►

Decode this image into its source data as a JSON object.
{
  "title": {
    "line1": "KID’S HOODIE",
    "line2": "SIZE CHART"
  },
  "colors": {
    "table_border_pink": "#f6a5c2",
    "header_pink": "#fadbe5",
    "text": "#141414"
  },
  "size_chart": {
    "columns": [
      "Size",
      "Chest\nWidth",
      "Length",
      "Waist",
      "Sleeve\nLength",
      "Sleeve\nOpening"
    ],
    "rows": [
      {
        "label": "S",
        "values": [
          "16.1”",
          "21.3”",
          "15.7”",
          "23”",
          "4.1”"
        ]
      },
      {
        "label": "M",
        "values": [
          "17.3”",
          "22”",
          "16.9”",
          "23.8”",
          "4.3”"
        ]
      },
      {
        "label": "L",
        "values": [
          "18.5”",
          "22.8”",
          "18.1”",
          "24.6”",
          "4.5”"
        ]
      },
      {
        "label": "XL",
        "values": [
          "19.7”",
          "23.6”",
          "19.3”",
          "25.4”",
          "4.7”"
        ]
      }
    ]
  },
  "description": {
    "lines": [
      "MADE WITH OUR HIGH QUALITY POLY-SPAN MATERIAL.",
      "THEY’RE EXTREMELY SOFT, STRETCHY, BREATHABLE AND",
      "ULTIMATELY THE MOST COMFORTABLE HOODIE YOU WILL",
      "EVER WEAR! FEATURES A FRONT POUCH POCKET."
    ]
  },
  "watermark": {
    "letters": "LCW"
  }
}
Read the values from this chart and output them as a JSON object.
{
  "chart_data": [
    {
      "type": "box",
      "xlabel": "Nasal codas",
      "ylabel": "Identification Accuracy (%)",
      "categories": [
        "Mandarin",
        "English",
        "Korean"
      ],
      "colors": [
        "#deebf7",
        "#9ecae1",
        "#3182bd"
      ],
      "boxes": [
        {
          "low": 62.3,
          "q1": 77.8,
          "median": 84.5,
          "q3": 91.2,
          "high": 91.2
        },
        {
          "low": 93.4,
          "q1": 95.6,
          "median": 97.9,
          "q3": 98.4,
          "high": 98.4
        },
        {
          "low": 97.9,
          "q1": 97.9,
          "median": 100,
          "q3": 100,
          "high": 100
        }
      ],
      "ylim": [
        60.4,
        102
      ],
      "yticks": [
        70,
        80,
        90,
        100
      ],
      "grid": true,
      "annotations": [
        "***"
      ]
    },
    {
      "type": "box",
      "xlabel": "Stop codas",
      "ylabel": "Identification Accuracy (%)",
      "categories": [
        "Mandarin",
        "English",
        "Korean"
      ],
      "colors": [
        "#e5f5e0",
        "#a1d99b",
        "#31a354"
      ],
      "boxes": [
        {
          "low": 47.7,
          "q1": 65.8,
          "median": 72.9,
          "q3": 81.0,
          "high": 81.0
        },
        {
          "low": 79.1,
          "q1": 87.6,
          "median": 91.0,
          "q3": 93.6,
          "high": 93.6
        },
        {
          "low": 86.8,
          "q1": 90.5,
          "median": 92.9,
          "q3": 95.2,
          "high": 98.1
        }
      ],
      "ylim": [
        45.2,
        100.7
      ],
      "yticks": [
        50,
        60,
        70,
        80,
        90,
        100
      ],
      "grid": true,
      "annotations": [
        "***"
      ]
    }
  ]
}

◄

Starting from the line containing "Read the values" and ending with the final line of the data, reproduce each line exactly as it appears, including no other lines.

Read the values from this chart and output them as a JSON object.
{
  "chart_data": [
    {
      "type": "box",
      "xlabel": "Nasal codas",
      "ylabel": "Identification Accuracy (%)",
      "categories": [
        "Mandarin",
        "English",
        "Korean"
      ],
      "colors": [
        "#deebf7",
        "#9ecae1",
        "#3182bd"
      ],
      "boxes": [
        {
          "low": 62.3,
          "q1": 77.8,
          "median": 84.5,
          "q3": 91.2,
          "high": 91.2
        },
        {
          "low": 93.4,
          "q1": 95.6,
          "median": 97.9,
          "q3": 98.4,
          "high": 98.4
        },
        {
          "low": 97.9,
          "q1": 97.9,
          "median": 100,
          "q3": 100,
          "high": 100
        }
      ],
      "ylim": [
        60.4,
        102
      ],
      "yticks": [
        70,
        80,
        90,
        100
      ],
      "grid": true,
      "annotations": [
        "***"
      ]
    },
    {
      "type": "box",
      "xlabel": "Stop codas",
      "ylabel": "Identification Accuracy (%)",
      "categories": [
        "Mandarin",
        "English",
        "Korean"
      ],
      "colors": [
        "#e5f5e0",
        "#a1d99b",
        "#31a354"
      ],
      "boxes": [
        {
          "low": 47.7,
          "q1": 65.8,
          "median": 72.9,
          "q3": 81.0,
          "high": 81.0
        },
        {
          "low": 79.1,
          "q1": 87.6,
          "median": 91.0,
          "q3": 93.6,
          "high": 93.6
        },
        {
          "low": 86.8,
          "q1": 90.5,
          "median": 92.9,
          "q3": 95.2,
          "high": 98.1
        }
      ],
      "ylim": [
        45.2,
        100.7
      ],
      "yticks": [
        50,
        60,
        70,
        80,
        90,
        100
      ],
      "grid": true,
      "annotations": [
        "***"
      ]
    }
  ]
}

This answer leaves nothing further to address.